> REQUIRED TASK
Collect every line below that contains the word "данные".

....................

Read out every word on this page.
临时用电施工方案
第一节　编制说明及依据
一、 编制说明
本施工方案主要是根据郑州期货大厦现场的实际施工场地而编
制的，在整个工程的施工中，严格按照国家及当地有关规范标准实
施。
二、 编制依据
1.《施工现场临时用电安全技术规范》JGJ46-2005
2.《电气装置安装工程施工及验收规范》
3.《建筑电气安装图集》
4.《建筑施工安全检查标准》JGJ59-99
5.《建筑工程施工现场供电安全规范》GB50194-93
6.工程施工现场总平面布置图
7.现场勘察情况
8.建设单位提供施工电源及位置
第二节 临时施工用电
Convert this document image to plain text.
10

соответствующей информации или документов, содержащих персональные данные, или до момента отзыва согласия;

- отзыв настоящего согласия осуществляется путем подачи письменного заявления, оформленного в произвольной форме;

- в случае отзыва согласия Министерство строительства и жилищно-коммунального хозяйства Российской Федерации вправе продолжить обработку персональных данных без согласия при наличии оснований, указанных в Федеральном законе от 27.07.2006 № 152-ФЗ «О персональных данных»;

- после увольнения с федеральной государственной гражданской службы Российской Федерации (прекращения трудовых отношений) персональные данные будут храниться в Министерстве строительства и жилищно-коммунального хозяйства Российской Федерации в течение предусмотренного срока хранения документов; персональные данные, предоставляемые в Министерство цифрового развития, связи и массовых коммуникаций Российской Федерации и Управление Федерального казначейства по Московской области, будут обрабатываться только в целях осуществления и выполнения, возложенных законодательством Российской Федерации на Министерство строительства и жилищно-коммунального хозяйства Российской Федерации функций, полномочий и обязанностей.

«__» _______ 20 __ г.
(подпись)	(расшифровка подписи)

....................

> SOLUTION
соответствующей информации или документов, содержащих персональные данные, или до момента отзыва согласия;
- после увольнения с федеральной государственной гражданской службы Российской Федерации (прекращения трудовых отношений) персональные данные будут храниться в Министерстве строительства и жилищно-коммунального хозяйства Российской Федерации в течение предусмотренного срока хранения документов; персональные данные, предоставляемые в Министерство цифрового развития, связи и массовых коммуникаций Российской Федерации и Управление Федерального казначейства по Московской области, будут обрабатываться только в целях осуществления и выполнения, возложенных законодательством Российской Федерации на Министерство строительства и жилищно-коммунального хозяйства Российской Федерации функций, полномочий и обязанностей.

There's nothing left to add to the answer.